━━ Data for the task

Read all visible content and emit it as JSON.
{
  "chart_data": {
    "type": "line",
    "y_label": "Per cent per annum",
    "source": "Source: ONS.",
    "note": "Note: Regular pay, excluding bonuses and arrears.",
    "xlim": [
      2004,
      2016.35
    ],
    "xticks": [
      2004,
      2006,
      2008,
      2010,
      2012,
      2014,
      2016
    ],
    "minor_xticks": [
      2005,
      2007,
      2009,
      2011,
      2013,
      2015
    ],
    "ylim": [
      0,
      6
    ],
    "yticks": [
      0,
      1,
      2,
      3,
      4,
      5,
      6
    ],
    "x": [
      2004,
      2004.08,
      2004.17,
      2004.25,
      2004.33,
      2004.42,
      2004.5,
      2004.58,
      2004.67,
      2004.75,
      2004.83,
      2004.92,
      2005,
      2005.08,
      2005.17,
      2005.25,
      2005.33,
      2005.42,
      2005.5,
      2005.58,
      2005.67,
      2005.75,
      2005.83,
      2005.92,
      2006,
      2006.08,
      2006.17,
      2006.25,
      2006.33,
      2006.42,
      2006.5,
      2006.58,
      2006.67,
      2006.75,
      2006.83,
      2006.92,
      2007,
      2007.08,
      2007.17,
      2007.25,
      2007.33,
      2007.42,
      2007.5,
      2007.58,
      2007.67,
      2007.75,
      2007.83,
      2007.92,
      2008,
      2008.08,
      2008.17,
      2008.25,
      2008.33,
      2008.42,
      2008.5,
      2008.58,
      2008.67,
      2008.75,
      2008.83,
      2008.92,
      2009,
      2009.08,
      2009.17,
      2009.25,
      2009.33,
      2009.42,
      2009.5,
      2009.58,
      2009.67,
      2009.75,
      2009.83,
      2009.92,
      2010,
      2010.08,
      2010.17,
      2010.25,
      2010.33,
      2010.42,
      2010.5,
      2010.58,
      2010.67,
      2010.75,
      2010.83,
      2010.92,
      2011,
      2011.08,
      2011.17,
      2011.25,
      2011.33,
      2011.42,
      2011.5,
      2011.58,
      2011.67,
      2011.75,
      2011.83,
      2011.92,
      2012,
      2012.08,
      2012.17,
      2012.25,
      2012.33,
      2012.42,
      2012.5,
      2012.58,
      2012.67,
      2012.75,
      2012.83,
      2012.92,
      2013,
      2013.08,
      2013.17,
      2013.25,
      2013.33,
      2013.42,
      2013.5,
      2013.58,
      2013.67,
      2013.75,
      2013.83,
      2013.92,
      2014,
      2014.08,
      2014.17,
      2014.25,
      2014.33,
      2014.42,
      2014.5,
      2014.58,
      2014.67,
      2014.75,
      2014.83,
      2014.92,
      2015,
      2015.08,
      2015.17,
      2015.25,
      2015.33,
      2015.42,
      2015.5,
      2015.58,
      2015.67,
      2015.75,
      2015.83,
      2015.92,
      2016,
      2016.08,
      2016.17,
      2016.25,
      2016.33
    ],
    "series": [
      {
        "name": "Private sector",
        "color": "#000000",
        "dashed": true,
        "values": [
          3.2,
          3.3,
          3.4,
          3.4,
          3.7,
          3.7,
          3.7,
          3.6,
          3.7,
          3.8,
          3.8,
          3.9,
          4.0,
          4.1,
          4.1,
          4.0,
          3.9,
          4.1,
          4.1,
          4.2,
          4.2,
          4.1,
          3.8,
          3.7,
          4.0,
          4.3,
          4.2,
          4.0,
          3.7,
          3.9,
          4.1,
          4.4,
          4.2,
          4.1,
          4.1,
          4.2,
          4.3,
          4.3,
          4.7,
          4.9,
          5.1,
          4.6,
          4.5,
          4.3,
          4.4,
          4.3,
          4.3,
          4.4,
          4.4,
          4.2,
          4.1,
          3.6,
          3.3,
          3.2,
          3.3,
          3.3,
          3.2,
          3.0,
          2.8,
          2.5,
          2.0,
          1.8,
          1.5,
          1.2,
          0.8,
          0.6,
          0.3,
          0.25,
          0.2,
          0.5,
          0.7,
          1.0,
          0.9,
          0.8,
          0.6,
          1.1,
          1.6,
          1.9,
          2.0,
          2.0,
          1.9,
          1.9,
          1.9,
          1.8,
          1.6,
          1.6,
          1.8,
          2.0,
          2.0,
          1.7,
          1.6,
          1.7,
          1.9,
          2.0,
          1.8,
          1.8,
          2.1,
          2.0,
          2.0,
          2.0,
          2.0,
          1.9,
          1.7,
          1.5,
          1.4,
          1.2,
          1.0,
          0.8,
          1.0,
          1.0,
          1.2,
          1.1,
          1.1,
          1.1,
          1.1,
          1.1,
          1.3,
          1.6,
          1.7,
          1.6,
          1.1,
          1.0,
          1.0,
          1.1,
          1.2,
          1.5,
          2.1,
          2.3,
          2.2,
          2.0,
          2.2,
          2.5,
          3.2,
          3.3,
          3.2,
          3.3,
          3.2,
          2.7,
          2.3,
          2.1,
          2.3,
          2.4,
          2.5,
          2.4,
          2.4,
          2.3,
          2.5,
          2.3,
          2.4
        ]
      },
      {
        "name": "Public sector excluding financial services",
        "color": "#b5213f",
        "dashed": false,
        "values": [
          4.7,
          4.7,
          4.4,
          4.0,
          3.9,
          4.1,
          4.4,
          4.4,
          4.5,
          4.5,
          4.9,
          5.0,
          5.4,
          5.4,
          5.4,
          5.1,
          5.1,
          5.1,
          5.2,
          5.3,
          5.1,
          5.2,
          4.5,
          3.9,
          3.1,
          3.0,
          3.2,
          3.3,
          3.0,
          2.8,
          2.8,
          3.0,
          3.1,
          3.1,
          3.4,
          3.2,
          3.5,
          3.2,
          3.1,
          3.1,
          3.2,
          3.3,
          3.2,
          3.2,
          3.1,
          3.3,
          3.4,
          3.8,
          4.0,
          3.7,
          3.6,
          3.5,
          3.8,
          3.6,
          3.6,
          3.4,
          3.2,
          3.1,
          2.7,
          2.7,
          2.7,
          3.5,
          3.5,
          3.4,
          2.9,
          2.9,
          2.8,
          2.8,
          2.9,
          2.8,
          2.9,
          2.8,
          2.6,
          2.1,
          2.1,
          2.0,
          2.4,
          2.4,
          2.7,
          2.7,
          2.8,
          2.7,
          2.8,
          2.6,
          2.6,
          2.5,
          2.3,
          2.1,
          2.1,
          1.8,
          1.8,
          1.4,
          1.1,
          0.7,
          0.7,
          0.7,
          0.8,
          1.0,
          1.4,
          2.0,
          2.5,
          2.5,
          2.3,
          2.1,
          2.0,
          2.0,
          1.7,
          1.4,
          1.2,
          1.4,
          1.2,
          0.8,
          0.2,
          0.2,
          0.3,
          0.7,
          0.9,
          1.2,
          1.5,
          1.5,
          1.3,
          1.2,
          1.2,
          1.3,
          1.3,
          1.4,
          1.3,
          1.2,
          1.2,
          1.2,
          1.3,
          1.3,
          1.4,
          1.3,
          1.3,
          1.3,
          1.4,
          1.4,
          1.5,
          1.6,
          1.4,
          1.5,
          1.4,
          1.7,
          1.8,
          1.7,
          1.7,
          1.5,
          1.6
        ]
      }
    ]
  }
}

━━━━
━━ Data for the task

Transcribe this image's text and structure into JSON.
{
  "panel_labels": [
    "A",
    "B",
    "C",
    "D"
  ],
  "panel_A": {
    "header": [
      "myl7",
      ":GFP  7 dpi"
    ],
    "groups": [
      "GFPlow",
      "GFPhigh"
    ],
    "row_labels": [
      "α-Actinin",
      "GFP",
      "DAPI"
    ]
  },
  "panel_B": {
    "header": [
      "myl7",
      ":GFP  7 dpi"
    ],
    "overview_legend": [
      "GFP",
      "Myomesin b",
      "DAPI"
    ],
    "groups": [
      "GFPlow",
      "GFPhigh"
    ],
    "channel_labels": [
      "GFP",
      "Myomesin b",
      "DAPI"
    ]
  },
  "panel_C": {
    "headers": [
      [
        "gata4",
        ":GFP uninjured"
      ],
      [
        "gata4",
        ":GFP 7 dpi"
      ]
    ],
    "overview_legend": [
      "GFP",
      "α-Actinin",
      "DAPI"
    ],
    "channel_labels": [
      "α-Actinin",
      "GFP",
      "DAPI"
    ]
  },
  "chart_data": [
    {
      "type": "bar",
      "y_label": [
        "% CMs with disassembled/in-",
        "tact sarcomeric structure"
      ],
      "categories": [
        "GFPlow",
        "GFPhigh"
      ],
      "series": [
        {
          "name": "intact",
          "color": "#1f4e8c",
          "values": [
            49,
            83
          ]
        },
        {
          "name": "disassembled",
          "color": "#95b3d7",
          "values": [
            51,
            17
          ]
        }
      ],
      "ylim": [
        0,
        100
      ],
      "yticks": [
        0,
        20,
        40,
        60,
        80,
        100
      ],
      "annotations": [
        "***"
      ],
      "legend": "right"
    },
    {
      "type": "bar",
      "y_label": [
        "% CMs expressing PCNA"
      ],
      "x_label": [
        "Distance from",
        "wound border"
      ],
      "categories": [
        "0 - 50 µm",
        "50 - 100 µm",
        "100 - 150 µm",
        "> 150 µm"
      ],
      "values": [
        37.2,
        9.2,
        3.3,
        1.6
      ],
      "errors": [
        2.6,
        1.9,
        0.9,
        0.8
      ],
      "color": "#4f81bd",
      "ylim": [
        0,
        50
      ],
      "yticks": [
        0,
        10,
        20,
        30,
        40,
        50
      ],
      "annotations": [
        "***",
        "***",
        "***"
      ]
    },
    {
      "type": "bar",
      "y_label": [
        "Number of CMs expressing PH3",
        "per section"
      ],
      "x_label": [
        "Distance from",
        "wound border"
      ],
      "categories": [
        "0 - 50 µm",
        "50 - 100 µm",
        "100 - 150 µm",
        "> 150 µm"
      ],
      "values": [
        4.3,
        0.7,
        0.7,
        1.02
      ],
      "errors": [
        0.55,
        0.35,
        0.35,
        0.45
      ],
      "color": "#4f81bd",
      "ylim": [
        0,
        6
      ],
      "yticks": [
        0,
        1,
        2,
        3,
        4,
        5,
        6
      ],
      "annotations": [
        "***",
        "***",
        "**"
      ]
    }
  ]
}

━━━━
━━ Data for the task

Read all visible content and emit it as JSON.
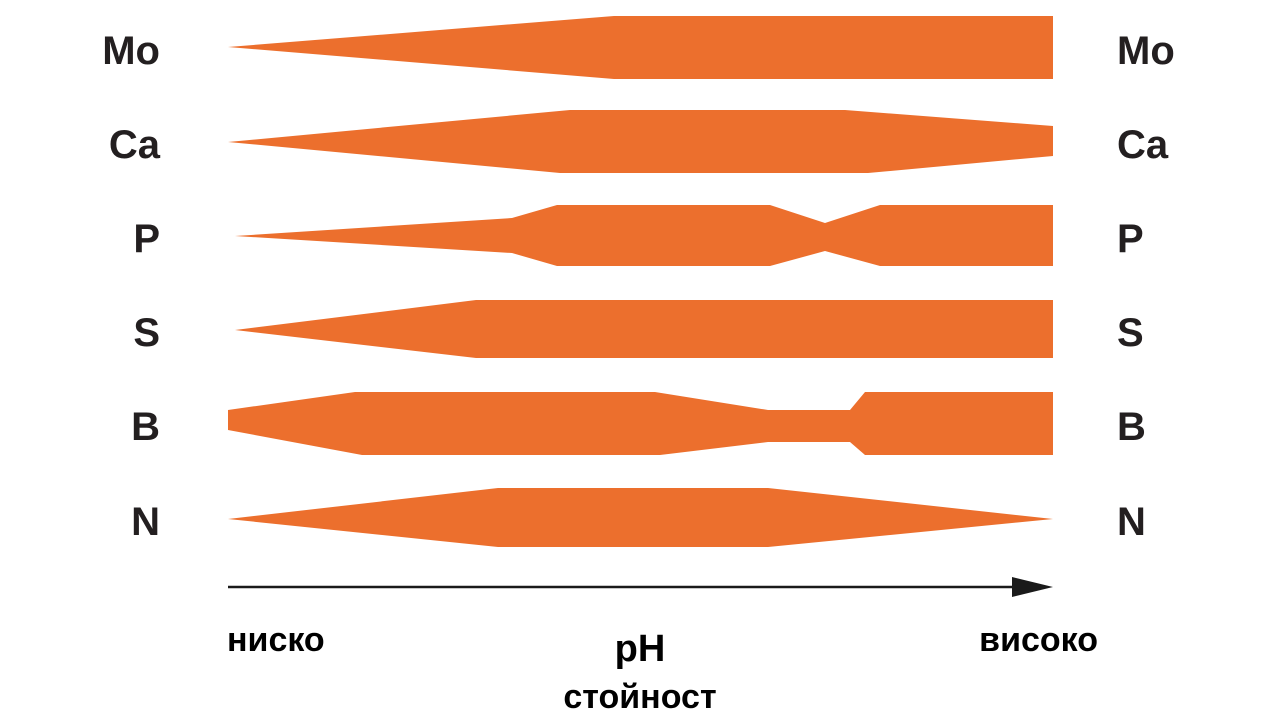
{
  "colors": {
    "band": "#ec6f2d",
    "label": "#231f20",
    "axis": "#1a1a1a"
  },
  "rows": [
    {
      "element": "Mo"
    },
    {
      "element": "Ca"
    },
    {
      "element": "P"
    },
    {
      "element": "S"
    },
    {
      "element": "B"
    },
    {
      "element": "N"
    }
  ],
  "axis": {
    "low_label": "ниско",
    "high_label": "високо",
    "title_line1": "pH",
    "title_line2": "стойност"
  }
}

━━━━

Your answer should be a single number: the count of lines containing the word "excluding".

• **Result of the task**
2